## THE EXERCISE:
In the copy, include every entry exactly but none of the images.

## EXTRACTED ENTRIES:
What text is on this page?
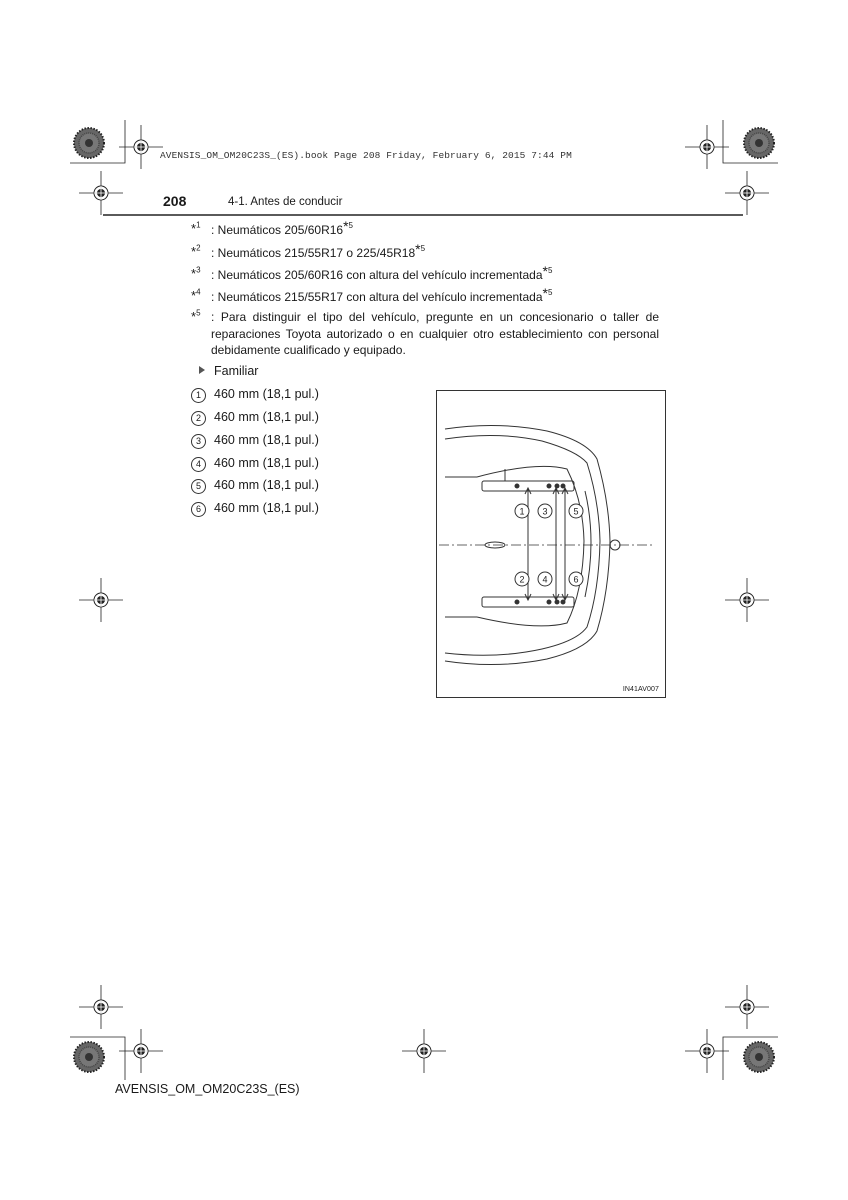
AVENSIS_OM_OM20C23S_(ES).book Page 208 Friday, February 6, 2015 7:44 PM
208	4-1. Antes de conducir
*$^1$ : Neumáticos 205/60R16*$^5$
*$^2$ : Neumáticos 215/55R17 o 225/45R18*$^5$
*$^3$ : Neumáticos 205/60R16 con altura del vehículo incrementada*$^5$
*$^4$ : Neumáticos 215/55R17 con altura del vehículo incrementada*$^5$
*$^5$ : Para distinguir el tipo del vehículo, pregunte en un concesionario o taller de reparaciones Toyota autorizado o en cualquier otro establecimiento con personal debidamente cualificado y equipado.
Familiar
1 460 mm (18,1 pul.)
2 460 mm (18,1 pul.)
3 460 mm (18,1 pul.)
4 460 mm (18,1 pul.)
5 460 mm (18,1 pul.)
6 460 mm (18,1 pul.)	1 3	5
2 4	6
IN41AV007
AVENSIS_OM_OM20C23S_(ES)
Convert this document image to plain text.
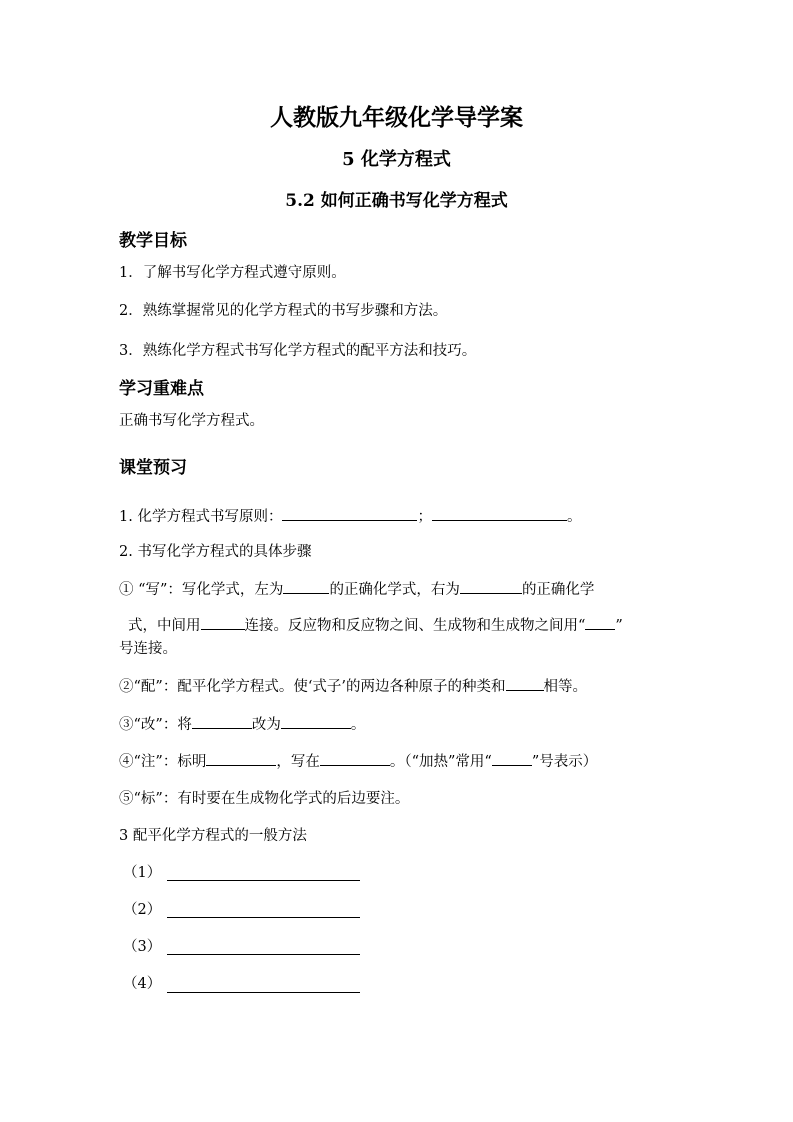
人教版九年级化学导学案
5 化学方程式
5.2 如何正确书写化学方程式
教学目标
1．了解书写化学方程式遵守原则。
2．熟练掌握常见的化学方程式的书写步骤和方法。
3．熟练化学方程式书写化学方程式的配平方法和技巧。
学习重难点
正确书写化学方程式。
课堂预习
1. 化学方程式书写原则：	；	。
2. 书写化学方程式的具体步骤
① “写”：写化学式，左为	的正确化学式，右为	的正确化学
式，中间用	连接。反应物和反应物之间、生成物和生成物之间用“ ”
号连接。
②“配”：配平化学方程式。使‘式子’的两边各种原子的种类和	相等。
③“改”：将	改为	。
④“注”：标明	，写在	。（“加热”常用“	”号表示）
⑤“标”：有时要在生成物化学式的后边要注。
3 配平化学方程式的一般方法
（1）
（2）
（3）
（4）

## RESULT BELOW:
What text is on this page?
AVENSIS_OM_OM20C23S_(ES).book Page 208 Friday, February 6, 2015 7:44 PM
208	4-1. Antes de conducir
*$^1$ : Neumáticos 205/60R16*$^5$
*$^2$ : Neumáticos 215/55R17 o 225/45R18*$^5$
*$^3$ : Neumáticos 205/60R16 con altura del vehículo incrementada*$^5$
*$^4$ : Neumáticos 215/55R17 con altura del vehículo incrementada*$^5$
*$^5$ : Para distinguir el tipo del vehículo, pregunte en un concesionario o taller de reparaciones Toyota autorizado o en cualquier otro establecimiento con personal debidamente cualificado y equipado.
Familiar
1 460 mm (18,1 pul.)
2 460 mm (18,1 pul.)
3 460 mm (18,1 pul.)
4 460 mm (18,1 pul.)
5 460 mm (18,1 pul.)
6 460 mm (18,1 pul.)	1 3	5
2 4	6
IN41AV007
AVENSIS_OM_OM20C23S_(ES)
Convert this document image to plain text.
人教版九年级化学导学案
5 化学方程式
5.2 如何正确书写化学方程式
教学目标
1．了解书写化学方程式遵守原则。
2．熟练掌握常见的化学方程式的书写步骤和方法。
3．熟练化学方程式书写化学方程式的配平方法和技巧。
学习重难点
正确书写化学方程式。
课堂预习
1. 化学方程式书写原则：	；	。
2. 书写化学方程式的具体步骤
① “写”：写化学式，左为	的正确化学式，右为	的正确化学
式，中间用	连接。反应物和反应物之间、生成物和生成物之间用“ ”
号连接。
②“配”：配平化学方程式。使‘式子’的两边各种原子的种类和	相等。
③“改”：将	改为	。
④“注”：标明	，写在	。（“加热”常用“	”号表示）
⑤“标”：有时要在生成物化学式的后边要注。
3 配平化学方程式的一般方法
（1）
（2）
（3）
（4）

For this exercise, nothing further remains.